Problem details: Copy, from the entries below, each line in which the string "sequendum" appears.

Exercise materials:

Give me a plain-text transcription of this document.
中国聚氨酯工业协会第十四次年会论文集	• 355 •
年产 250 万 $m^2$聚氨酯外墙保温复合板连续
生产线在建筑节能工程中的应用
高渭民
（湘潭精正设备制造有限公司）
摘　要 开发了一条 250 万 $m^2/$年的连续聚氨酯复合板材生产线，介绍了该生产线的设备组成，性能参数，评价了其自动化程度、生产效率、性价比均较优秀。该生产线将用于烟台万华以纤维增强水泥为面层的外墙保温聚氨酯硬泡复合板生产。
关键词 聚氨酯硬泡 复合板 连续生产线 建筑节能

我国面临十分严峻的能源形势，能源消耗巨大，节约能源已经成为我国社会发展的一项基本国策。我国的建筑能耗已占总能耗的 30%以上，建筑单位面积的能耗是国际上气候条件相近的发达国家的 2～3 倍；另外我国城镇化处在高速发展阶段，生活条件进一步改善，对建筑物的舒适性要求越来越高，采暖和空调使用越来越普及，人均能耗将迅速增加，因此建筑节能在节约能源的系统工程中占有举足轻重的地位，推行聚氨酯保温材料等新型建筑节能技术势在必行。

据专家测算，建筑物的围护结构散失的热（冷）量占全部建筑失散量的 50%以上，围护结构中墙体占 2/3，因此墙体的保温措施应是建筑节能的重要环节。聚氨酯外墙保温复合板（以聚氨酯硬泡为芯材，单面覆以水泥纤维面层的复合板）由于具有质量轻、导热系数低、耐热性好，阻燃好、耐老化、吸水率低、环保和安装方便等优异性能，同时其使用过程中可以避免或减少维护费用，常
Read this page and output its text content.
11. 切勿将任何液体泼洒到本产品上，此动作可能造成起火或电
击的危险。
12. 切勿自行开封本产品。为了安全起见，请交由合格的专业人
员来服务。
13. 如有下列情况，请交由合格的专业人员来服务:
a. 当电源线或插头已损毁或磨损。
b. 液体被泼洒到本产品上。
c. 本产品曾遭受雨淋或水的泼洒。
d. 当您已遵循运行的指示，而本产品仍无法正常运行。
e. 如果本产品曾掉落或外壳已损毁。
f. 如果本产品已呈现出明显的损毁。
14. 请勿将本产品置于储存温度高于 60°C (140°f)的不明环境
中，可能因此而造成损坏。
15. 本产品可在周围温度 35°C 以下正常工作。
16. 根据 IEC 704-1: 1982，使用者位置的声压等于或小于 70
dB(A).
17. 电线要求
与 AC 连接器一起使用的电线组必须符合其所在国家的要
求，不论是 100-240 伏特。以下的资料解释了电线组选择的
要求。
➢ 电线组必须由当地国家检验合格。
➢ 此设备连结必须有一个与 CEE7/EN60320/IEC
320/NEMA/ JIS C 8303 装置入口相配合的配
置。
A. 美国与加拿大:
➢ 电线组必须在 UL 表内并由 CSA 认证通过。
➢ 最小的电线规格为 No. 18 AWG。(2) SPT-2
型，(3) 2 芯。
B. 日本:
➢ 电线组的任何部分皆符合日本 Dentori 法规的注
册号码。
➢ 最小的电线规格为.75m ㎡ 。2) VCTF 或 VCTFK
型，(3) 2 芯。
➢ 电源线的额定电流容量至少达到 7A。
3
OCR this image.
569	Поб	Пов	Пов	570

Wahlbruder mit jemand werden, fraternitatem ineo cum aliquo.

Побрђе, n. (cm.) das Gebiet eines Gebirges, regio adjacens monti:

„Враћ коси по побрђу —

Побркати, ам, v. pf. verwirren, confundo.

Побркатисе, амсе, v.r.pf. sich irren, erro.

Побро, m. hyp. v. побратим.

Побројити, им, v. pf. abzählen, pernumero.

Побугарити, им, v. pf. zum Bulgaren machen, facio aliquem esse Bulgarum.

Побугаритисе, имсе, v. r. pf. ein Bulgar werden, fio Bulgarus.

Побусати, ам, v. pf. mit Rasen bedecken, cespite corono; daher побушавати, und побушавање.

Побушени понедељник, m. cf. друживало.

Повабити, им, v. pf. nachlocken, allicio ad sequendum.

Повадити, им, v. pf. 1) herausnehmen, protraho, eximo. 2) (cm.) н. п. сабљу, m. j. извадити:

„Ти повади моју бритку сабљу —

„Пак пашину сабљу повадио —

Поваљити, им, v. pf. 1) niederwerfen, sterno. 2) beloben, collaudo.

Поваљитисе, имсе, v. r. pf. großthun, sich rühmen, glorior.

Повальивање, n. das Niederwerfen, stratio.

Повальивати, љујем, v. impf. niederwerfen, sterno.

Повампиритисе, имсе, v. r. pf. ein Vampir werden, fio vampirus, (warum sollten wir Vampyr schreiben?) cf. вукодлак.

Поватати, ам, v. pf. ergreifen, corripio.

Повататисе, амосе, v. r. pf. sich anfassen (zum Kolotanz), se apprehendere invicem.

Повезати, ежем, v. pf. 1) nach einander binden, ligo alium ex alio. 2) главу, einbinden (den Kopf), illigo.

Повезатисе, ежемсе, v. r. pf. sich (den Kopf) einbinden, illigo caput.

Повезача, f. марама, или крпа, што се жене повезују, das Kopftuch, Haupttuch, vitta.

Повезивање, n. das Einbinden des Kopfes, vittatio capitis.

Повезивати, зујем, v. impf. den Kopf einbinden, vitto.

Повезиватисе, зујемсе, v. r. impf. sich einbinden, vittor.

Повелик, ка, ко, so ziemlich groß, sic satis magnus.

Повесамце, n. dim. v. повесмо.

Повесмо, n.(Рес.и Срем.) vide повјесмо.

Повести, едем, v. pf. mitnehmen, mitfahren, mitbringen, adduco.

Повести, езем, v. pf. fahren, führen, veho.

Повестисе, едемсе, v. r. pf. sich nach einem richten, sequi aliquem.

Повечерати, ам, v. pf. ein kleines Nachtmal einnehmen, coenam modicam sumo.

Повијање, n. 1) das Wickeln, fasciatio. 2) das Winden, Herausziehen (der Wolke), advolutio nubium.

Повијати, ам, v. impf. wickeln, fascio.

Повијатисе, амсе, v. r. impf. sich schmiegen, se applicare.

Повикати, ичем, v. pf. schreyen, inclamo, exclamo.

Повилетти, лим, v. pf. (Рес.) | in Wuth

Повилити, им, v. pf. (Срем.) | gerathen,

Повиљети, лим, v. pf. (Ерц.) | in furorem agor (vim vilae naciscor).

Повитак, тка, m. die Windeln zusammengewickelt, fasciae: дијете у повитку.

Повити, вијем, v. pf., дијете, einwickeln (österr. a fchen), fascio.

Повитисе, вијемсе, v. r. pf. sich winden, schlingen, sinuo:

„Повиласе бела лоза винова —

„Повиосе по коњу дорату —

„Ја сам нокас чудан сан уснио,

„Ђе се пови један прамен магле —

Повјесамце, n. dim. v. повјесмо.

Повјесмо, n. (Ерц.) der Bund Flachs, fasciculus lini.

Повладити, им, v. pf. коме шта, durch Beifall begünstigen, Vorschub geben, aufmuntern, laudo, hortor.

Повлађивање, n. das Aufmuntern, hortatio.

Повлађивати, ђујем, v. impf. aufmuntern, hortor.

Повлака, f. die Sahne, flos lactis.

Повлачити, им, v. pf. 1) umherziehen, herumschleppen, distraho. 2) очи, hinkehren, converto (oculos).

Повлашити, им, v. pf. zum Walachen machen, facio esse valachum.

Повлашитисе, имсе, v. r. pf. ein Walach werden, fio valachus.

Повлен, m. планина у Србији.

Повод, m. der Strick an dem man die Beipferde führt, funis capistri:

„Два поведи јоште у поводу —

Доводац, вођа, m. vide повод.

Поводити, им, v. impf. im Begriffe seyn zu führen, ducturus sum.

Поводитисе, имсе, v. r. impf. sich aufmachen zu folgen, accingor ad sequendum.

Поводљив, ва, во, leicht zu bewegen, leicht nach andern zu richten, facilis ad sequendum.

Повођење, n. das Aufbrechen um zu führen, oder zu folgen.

Written response:
Повабити, им, v. pf. nachlocken, allicio ad sequendum.
Поводитисе, имсе, v. r. impf. sich aufmachen zu folgen, accingor ad sequendum.
Поводљив, ва, во, leicht zu bewegen, leicht nach andern zu richten, facilis ad sequendum.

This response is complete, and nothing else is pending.